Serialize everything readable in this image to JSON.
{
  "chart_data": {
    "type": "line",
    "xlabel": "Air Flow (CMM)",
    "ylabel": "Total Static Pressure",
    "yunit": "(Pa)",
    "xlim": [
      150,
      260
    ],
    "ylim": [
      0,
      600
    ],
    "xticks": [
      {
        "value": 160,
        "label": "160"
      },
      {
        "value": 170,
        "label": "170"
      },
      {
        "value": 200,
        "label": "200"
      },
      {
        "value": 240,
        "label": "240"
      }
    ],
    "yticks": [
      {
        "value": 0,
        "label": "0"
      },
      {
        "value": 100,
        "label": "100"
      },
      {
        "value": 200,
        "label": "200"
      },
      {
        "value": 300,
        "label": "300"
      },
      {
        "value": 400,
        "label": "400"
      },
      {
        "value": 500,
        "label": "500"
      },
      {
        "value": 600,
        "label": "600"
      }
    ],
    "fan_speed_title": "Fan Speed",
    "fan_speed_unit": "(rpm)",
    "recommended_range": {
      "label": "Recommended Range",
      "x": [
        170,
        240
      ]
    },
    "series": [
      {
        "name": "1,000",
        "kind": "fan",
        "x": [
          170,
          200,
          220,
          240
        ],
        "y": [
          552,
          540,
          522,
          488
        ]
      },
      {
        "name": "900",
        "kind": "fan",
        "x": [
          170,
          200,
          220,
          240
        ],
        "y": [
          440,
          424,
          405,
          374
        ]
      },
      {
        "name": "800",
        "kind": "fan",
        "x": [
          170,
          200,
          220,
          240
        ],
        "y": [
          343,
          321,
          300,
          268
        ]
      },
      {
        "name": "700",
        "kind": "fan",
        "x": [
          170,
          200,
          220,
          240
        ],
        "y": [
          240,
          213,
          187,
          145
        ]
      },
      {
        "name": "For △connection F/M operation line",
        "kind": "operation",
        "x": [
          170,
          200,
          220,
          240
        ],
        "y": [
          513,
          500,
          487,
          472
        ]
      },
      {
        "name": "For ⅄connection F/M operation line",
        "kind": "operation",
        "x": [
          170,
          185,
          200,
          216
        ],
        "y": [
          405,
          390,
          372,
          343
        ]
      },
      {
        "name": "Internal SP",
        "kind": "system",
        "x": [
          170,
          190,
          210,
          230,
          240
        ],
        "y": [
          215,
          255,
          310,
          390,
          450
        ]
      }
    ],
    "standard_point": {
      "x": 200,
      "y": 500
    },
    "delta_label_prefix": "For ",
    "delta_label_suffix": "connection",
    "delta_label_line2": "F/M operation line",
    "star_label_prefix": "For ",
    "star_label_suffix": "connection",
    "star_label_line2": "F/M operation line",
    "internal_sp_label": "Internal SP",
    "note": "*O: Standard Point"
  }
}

--*--

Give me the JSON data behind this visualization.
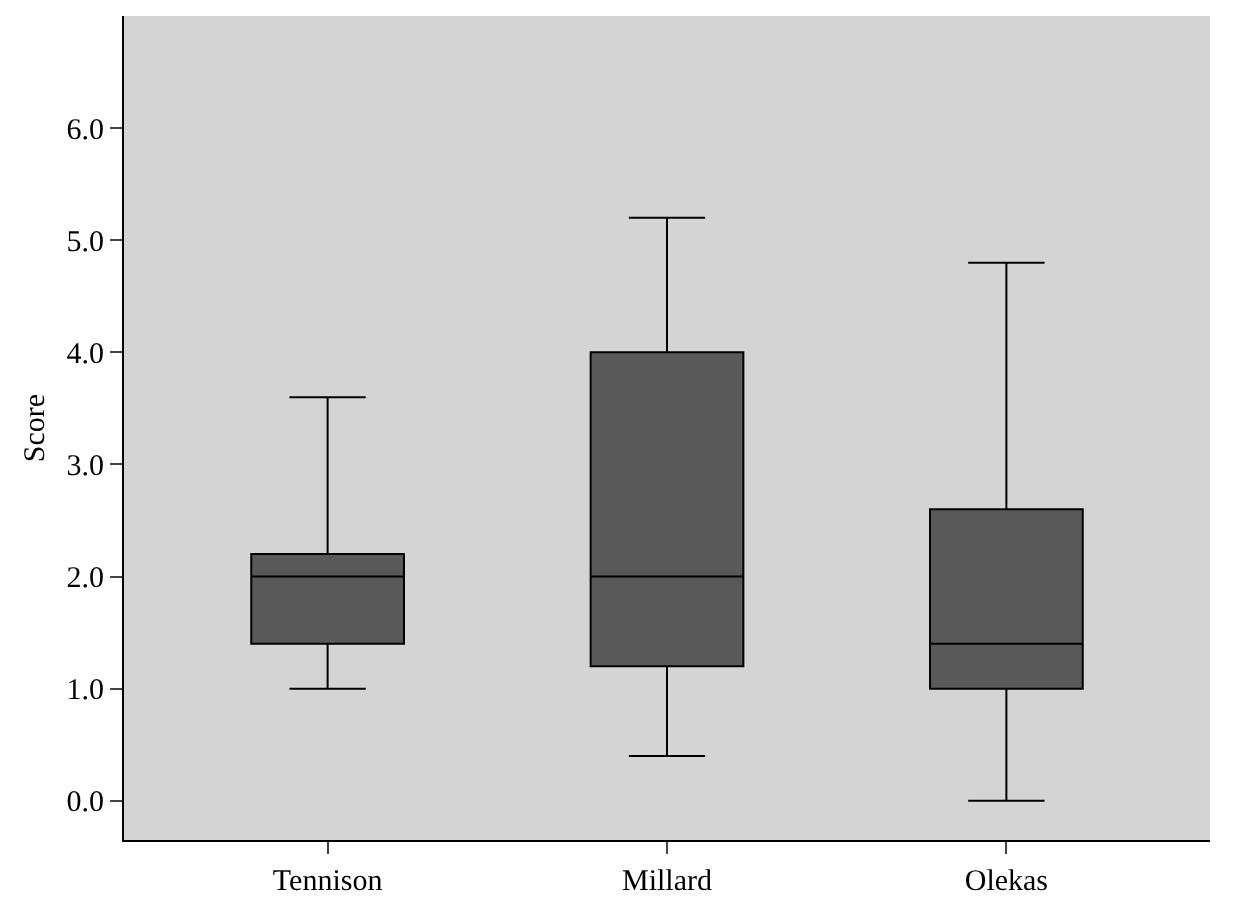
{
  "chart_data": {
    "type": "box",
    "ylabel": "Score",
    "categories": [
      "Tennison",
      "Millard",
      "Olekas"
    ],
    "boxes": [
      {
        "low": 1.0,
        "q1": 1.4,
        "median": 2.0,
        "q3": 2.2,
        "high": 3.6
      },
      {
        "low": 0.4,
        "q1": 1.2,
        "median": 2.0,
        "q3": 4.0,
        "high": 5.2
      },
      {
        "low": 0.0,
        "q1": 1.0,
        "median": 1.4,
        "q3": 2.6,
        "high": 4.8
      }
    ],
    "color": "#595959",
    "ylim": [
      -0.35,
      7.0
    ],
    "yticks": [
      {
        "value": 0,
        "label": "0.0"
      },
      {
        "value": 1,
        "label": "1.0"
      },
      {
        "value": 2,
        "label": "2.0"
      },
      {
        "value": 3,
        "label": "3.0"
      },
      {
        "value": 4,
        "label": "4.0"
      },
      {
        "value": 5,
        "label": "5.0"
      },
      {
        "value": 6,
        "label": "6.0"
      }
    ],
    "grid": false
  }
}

--*--

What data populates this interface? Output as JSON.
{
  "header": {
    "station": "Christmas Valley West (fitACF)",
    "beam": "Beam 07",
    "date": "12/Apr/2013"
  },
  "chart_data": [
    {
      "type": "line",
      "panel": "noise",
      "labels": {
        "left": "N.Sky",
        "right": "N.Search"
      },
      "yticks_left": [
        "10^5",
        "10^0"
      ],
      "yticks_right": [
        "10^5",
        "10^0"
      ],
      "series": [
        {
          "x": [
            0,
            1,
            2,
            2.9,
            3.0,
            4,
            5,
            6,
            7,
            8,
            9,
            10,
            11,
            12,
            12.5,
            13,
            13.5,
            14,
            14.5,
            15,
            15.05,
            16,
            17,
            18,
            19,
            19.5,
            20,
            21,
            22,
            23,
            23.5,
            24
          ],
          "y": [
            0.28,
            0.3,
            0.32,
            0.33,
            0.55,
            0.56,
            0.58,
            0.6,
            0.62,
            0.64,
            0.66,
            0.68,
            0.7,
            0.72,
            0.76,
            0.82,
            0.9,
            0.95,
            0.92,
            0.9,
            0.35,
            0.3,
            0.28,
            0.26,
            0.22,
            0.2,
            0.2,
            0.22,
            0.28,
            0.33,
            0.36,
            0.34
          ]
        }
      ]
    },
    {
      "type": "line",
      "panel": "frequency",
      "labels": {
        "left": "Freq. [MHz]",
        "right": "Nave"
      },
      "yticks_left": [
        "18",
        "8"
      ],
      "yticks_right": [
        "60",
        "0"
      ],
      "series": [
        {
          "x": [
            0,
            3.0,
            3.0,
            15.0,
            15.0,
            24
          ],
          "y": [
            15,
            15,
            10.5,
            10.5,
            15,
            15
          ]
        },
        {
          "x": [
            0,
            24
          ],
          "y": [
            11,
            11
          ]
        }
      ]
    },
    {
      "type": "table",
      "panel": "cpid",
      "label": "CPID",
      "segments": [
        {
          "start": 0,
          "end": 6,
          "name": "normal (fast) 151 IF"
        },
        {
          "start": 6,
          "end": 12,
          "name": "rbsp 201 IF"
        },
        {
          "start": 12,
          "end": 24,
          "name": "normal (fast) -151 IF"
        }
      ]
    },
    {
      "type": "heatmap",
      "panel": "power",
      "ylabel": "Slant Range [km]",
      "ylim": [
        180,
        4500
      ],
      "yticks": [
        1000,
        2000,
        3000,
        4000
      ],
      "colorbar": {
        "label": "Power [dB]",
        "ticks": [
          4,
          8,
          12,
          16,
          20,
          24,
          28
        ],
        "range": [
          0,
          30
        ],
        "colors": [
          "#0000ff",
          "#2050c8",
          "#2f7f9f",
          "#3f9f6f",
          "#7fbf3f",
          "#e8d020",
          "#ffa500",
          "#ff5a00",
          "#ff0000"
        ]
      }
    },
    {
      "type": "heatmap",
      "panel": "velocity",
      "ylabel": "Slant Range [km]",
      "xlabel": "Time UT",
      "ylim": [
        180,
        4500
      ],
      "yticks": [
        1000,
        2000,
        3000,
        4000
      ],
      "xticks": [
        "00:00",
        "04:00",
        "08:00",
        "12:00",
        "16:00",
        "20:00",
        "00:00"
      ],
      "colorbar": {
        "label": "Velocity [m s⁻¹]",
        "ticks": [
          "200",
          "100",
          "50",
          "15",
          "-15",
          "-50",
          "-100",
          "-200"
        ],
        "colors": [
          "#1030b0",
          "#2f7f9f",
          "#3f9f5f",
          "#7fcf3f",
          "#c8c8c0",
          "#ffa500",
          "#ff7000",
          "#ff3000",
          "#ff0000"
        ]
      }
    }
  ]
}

--*--

*WHAT TO PRODUCE*
Of all the lines in the data above, state how many include "Internal". Say only the number.

*SOLUTION BELOW*
2